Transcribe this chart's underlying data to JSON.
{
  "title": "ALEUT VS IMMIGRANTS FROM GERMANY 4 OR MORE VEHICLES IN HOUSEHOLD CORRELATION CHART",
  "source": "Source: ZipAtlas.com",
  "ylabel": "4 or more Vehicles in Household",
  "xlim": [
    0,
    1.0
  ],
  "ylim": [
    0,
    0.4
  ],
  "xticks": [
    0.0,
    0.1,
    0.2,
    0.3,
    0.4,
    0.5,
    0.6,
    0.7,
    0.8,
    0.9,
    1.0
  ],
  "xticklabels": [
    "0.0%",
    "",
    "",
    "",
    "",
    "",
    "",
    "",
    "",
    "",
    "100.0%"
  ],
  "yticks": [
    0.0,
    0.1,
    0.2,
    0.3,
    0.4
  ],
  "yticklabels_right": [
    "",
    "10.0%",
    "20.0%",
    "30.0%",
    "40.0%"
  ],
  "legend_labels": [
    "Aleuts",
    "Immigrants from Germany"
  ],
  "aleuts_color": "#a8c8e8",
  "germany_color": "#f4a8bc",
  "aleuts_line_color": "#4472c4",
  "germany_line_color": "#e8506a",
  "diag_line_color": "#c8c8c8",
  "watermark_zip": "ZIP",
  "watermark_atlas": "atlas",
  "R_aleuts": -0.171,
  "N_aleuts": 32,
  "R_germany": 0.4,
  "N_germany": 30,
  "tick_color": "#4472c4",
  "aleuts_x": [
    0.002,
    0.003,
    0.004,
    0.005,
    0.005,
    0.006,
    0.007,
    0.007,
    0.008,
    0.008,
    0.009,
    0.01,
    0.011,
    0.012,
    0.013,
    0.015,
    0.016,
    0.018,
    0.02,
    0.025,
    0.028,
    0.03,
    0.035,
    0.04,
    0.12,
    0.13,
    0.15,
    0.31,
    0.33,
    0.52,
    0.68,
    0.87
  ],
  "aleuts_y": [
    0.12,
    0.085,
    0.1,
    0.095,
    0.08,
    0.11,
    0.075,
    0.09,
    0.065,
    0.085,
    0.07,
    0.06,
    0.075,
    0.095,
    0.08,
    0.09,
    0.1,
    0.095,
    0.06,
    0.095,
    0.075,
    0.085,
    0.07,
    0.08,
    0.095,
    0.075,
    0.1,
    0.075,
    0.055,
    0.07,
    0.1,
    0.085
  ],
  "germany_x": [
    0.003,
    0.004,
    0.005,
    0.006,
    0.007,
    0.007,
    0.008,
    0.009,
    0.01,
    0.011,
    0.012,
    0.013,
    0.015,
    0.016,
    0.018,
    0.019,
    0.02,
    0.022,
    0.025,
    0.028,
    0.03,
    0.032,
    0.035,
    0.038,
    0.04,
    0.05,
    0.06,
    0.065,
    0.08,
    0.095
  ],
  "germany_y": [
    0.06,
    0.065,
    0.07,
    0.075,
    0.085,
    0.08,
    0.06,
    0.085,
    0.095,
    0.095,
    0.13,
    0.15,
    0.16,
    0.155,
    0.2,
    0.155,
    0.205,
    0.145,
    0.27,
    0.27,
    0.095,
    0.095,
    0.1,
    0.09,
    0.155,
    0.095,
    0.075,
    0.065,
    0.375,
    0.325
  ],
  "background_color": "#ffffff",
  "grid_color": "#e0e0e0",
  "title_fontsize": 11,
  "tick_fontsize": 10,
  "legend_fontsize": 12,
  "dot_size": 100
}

##########

*What you have to do*. Print every record exactly as it was given.

*Solution*.
Transcribe this chart's underlying data to JSON.
{
  "title": "ALEUT VS IMMIGRANTS FROM GERMANY 4 OR MORE VEHICLES IN HOUSEHOLD CORRELATION CHART",
  "source": "Source: ZipAtlas.com",
  "ylabel": "4 or more Vehicles in Household",
  "xlim": [
    0,
    1.0
  ],
  "ylim": [
    0,
    0.4
  ],
  "xticks": [
    0.0,
    0.1,
    0.2,
    0.3,
    0.4,
    0.5,
    0.6,
    0.7,
    0.8,
    0.9,
    1.0
  ],
  "xticklabels": [
    "0.0%",
    "",
    "",
    "",
    "",
    "",
    "",
    "",
    "",
    "",
    "100.0%"
  ],
  "yticks": [
    0.0,
    0.1,
    0.2,
    0.3,
    0.4
  ],
  "yticklabels_right": [
    "",
    "10.0%",
    "20.0%",
    "30.0%",
    "40.0%"
  ],
  "legend_labels": [
    "Aleuts",
    "Immigrants from Germany"
  ],
  "aleuts_color": "#a8c8e8",
  "germany_color": "#f4a8bc",
  "aleuts_line_color": "#4472c4",
  "germany_line_color": "#e8506a",
  "diag_line_color": "#c8c8c8",
  "watermark_zip": "ZIP",
  "watermark_atlas": "atlas",
  "R_aleuts": -0.171,
  "N_aleuts": 32,
  "R_germany": 0.4,
  "N_germany": 30,
  "tick_color": "#4472c4",
  "aleuts_x": [
    0.002,
    0.003,
    0.004,
    0.005,
    0.005,
    0.006,
    0.007,
    0.007,
    0.008,
    0.008,
    0.009,
    0.01,
    0.011,
    0.012,
    0.013,
    0.015,
    0.016,
    0.018,
    0.02,
    0.025,
    0.028,
    0.03,
    0.035,
    0.04,
    0.12,
    0.13,
    0.15,
    0.31,
    0.33,
    0.52,
    0.68,
    0.87
  ],
  "aleuts_y": [
    0.12,
    0.085,
    0.1,
    0.095,
    0.08,
    0.11,
    0.075,
    0.09,
    0.065,
    0.085,
    0.07,
    0.06,
    0.075,
    0.095,
    0.08,
    0.09,
    0.1,
    0.095,
    0.06,
    0.095,
    0.075,
    0.085,
    0.07,
    0.08,
    0.095,
    0.075,
    0.1,
    0.075,
    0.055,
    0.07,
    0.1,
    0.085
  ],
  "germany_x": [
    0.003,
    0.004,
    0.005,
    0.006,
    0.007,
    0.007,
    0.008,
    0.009,
    0.01,
    0.011,
    0.012,
    0.013,
    0.015,
    0.016,
    0.018,
    0.019,
    0.02,
    0.022,
    0.025,
    0.028,
    0.03,
    0.032,
    0.035,
    0.038,
    0.04,
    0.05,
    0.06,
    0.065,
    0.08,
    0.095
  ],
  "germany_y": [
    0.06,
    0.065,
    0.07,
    0.075,
    0.085,
    0.08,
    0.06,
    0.085,
    0.095,
    0.095,
    0.13,
    0.15,
    0.16,
    0.155,
    0.2,
    0.155,
    0.205,
    0.145,
    0.27,
    0.27,
    0.095,
    0.095,
    0.1,
    0.09,
    0.155,
    0.095,
    0.075,
    0.065,
    0.375,
    0.325
  ],
  "background_color": "#ffffff",
  "grid_color": "#e0e0e0",
  "title_fontsize": 11,
  "tick_fontsize": 10,
  "legend_fontsize": 12,
  "dot_size": 100
}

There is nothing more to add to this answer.